** Begin Supplied material **

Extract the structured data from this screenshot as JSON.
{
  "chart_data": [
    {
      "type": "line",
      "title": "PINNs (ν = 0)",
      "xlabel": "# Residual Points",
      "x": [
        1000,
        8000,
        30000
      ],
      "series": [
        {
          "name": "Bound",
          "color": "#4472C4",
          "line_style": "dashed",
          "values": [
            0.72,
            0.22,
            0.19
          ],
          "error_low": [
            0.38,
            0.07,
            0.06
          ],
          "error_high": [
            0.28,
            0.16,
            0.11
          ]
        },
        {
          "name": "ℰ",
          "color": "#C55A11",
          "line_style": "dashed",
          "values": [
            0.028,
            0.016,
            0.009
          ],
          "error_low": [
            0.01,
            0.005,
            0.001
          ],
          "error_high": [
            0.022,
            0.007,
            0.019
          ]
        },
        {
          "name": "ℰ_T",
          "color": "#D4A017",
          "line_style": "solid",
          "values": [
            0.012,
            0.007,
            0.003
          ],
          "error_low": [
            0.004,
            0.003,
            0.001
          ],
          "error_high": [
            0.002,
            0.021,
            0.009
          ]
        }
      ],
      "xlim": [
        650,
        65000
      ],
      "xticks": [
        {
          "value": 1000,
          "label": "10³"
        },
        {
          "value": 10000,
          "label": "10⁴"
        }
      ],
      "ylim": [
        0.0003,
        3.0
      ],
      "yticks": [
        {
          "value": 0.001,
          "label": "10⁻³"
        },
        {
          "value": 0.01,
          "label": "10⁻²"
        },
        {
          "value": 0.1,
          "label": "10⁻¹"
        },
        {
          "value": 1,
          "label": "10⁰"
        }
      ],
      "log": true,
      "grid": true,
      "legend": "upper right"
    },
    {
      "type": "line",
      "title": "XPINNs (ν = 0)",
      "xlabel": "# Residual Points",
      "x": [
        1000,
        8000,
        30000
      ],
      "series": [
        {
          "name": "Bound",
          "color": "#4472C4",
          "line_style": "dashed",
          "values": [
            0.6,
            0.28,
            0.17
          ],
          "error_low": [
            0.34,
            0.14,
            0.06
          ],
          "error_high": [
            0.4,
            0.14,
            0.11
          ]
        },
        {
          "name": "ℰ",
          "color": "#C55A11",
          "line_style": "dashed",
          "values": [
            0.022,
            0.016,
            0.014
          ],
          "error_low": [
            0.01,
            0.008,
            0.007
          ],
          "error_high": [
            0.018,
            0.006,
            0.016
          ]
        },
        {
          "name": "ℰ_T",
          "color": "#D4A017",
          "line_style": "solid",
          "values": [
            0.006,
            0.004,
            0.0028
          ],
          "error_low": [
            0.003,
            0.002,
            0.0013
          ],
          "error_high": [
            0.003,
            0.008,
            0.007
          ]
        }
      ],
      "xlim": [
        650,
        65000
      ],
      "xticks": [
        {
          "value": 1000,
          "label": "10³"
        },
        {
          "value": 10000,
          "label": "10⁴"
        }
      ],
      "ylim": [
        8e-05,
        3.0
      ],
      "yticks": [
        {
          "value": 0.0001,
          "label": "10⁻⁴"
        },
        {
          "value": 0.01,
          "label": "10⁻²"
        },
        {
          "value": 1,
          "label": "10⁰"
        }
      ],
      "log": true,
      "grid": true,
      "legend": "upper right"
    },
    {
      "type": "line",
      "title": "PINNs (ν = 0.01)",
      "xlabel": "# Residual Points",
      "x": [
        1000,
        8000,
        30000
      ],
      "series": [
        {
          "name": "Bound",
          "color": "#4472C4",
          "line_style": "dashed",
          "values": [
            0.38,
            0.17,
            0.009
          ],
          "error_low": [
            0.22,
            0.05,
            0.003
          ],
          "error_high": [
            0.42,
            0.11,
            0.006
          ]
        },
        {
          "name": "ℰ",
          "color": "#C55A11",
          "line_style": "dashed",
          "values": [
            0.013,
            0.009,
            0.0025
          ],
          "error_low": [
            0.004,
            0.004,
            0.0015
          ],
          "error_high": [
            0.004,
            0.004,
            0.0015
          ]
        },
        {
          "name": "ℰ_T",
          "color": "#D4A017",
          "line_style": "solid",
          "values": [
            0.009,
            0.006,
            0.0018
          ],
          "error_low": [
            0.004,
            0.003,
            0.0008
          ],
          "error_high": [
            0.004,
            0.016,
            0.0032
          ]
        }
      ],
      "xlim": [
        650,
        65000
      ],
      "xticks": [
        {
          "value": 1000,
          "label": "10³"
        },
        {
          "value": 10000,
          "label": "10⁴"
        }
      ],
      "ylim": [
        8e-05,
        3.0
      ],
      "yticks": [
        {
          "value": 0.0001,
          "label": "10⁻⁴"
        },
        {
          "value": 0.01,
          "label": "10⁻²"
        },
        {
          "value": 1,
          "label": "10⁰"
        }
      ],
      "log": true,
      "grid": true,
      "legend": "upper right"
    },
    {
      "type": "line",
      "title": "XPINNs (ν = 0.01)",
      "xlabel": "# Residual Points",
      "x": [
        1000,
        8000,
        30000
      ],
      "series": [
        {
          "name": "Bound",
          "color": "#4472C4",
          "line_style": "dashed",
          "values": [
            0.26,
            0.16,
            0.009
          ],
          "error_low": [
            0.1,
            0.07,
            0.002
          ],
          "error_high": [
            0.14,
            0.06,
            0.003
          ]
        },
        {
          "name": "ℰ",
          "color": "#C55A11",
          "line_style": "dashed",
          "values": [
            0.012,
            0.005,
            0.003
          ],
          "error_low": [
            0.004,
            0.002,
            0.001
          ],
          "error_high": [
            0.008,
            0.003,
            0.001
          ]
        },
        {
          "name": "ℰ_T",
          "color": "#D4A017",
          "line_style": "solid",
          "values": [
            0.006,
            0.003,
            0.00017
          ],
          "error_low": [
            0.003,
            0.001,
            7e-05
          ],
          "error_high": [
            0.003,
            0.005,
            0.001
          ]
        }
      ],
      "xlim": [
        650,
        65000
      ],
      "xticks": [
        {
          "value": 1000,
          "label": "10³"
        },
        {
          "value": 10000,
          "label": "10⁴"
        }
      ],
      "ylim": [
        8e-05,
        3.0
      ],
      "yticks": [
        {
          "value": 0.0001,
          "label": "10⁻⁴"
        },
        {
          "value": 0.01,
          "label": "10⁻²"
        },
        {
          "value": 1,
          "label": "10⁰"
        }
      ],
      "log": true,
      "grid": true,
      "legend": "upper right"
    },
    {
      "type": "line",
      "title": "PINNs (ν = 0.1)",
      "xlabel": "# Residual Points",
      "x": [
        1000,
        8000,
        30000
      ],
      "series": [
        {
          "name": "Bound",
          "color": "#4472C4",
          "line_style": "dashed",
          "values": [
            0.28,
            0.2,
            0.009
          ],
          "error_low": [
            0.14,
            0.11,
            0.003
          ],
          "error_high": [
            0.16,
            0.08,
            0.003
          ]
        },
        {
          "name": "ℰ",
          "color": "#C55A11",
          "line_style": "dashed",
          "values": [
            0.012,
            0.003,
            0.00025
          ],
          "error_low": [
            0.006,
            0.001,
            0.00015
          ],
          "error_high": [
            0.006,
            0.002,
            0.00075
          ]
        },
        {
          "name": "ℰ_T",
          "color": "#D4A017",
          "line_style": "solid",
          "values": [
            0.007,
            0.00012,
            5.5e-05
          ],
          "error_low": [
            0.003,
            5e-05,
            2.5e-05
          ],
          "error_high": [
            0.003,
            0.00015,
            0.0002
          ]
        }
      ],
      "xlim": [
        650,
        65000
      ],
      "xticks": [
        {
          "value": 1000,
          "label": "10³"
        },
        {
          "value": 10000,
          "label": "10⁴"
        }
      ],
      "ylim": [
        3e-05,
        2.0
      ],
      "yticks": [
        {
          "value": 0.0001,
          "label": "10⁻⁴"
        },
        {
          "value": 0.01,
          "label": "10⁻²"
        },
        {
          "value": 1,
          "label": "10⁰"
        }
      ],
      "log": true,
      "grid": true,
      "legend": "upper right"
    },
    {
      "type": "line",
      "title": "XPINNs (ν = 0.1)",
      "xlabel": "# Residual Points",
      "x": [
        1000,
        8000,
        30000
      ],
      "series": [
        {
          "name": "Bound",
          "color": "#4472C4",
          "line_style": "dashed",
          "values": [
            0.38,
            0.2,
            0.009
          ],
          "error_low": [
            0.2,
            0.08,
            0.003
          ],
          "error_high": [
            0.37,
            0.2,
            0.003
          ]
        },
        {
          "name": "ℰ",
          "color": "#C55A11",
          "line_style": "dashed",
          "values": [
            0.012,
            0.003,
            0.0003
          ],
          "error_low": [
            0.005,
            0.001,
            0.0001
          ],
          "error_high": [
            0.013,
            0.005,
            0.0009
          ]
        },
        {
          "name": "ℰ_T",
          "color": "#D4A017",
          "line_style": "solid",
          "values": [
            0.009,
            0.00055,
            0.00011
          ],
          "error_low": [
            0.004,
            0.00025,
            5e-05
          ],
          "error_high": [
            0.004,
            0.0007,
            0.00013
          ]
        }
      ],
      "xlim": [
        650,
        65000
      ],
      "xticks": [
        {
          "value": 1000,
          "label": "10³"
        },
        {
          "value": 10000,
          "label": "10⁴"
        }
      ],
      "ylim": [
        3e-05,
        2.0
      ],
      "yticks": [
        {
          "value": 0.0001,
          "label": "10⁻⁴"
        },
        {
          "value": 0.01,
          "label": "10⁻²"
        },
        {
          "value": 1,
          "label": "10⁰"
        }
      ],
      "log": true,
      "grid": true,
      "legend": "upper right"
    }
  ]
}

** End Supplied material **

> _Required task_
Filter the entries down to the lines with the word "title" in them.

> _Written reply_
      "title": "PINNs (ν = 0)",
      "title": "XPINNs (ν = 0)",
      "title": "PINNs (ν = 0.01)",
      "title": "XPINNs (ν = 0.01)",
      "title": "PINNs (ν = 0.1)",
      "title": "XPINNs (ν = 0.1)",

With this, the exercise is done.